• **What the task requires**: What is the number of lines containing the string "time"? Answer with the number only.

[Lines of data]
>> Begin

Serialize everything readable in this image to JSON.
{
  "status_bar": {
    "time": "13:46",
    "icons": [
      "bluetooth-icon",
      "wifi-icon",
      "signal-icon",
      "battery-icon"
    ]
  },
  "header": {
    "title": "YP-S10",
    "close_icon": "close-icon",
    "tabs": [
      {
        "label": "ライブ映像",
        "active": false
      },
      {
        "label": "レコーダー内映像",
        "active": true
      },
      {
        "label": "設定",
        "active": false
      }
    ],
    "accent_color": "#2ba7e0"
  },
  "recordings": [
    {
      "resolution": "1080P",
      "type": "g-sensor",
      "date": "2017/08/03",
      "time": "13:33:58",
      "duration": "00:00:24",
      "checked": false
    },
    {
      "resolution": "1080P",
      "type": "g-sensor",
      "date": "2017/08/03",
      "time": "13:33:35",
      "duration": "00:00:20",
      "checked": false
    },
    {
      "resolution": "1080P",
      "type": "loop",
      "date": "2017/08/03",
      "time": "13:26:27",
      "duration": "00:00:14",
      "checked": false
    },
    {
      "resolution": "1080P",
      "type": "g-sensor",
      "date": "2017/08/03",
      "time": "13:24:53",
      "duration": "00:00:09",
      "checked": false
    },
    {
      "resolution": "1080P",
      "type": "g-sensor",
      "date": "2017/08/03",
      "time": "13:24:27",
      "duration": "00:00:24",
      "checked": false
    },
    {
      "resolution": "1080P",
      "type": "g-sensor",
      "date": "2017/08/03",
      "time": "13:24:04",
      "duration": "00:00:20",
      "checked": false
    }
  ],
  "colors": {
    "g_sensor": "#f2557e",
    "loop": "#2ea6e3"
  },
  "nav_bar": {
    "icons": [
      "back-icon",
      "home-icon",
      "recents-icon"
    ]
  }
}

>> End

• **Result below**: 7